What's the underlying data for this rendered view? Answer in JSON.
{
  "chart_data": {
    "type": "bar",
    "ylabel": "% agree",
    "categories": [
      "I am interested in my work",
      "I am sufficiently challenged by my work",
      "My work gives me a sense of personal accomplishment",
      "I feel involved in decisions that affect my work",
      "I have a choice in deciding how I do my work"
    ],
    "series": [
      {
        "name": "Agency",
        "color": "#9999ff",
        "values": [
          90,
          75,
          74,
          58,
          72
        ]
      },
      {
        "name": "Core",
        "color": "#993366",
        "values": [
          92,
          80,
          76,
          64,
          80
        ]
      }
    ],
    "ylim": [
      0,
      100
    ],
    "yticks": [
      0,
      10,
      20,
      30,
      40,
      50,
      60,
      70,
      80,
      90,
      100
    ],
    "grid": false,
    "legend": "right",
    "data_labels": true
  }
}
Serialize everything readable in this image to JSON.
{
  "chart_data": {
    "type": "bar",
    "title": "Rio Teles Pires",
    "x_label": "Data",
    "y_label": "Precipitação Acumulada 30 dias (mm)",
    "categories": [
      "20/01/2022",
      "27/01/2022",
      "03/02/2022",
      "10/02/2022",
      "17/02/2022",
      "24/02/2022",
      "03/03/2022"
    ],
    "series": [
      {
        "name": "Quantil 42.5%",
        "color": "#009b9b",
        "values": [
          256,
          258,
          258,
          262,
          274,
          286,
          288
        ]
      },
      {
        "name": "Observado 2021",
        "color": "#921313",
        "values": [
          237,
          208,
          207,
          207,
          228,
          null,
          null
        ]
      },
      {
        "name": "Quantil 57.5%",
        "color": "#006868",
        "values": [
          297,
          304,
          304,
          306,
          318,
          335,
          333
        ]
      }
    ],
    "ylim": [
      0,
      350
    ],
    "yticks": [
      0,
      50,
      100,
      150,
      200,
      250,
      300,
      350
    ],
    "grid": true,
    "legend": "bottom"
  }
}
-*-
GIVEN PROBLEM — Reproduce each record shown above without altering a single word.

RESPONSE TO THE EXERCISE —
What's the underlying data for this rendered view? Answer in JSON.
{
  "chart_data": {
    "type": "bar",
    "ylabel": "% agree",
    "categories": [
      "I am interested in my work",
      "I am sufficiently challenged by my work",
      "My work gives me a sense of personal accomplishment",
      "I feel involved in decisions that affect my work",
      "I have a choice in deciding how I do my work"
    ],
    "series": [
      {
        "name": "Agency",
        "color": "#9999ff",
        "values": [
          90,
          75,
          74,
          58,
          72
        ]
      },
      {
        "name": "Core",
        "color": "#993366",
        "values": [
          92,
          80,
          76,
          64,
          80
        ]
      }
    ],
    "ylim": [
      0,
      100
    ],
    "yticks": [
      0,
      10,
      20,
      30,
      40,
      50,
      60,
      70,
      80,
      90,
      100
    ],
    "grid": false,
    "legend": "right",
    "data_labels": true
  }
}
Serialize everything readable in this image to JSON.
{
  "chart_data": {
    "type": "bar",
    "title": "Rio Teles Pires",
    "x_label": "Data",
    "y_label": "Precipitação Acumulada 30 dias (mm)",
    "categories": [
      "20/01/2022",
      "27/01/2022",
      "03/02/2022",
      "10/02/2022",
      "17/02/2022",
      "24/02/2022",
      "03/03/2022"
    ],
    "series": [
      {
        "name": "Quantil 42.5%",
        "color": "#009b9b",
        "values": [
          256,
          258,
          258,
          262,
          274,
          286,
          288
        ]
      },
      {
        "name": "Observado 2021",
        "color": "#921313",
        "values": [
          237,
          208,
          207,
          207,
          228,
          null,
          null
        ]
      },
      {
        "name": "Quantil 57.5%",
        "color": "#006868",
        "values": [
          297,
          304,
          304,
          306,
          318,
          335,
          333
        ]
      }
    ],
    "ylim": [
      0,
      350
    ],
    "yticks": [
      0,
      50,
      100,
      150,
      200,
      250,
      300,
      350
    ],
    "grid": true,
    "legend": "bottom"
  }
}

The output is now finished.